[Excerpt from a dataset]
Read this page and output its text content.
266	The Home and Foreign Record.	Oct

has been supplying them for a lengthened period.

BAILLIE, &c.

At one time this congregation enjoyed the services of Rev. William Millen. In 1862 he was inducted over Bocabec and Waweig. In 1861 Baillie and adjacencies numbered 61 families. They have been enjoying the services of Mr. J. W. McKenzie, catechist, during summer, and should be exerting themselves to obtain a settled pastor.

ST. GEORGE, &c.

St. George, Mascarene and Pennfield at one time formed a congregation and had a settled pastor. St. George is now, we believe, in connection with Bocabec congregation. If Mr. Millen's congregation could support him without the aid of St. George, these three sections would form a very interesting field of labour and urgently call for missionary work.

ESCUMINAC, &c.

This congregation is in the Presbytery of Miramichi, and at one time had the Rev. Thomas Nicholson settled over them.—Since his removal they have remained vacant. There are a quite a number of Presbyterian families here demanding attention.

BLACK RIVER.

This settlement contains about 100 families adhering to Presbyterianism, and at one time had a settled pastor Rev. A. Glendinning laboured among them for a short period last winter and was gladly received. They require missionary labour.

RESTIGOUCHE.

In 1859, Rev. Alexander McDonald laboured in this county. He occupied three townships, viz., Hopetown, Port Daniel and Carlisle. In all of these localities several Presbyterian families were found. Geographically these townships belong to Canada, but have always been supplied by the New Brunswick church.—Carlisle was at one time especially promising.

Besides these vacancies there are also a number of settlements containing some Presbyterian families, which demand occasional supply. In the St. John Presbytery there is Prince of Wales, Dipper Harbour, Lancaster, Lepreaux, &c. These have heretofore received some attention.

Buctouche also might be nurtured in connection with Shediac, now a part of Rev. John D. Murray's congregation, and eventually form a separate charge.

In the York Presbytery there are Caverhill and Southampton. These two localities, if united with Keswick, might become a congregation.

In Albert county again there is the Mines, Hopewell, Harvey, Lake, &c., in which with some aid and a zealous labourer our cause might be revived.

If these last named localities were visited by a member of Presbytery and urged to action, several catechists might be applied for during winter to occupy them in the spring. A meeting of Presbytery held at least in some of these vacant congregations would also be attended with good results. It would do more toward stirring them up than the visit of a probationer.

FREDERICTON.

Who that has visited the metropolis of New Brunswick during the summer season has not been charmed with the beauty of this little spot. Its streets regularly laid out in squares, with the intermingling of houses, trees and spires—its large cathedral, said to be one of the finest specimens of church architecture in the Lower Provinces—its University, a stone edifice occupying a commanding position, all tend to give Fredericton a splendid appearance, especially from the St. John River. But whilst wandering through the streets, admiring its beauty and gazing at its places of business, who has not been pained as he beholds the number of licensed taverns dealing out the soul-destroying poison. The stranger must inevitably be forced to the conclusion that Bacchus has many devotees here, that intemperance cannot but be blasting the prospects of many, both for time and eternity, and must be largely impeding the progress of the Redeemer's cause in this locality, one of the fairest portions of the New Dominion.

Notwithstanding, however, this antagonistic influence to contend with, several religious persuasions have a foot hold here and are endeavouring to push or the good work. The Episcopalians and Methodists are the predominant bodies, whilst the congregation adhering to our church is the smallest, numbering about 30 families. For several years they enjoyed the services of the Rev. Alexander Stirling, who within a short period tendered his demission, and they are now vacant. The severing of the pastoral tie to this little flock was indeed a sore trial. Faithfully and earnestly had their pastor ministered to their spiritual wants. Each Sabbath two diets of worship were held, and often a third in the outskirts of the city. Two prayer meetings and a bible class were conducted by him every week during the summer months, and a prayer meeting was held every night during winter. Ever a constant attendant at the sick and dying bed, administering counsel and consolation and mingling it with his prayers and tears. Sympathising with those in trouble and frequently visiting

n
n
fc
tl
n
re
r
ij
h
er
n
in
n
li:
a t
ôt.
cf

=== Given instruction ===
Gather up the lines that contain the word "county".

=== Final answer ===
In 1859, Rev. Alexander McDonald laboured in this county. He occupied three townships, viz., Hopetown, Port Daniel and Carlisle. In all of these localities several Presbyterian families were found. Geographically these townships belong to Canada, but have always been supplied by the New Brunswick church.—Carlisle was at one time especially promising.
In Albert county again there is the Mines, Hopewell, Harvey, Lake, &c., in which with some aid and a zealous labourer our cause might be revived.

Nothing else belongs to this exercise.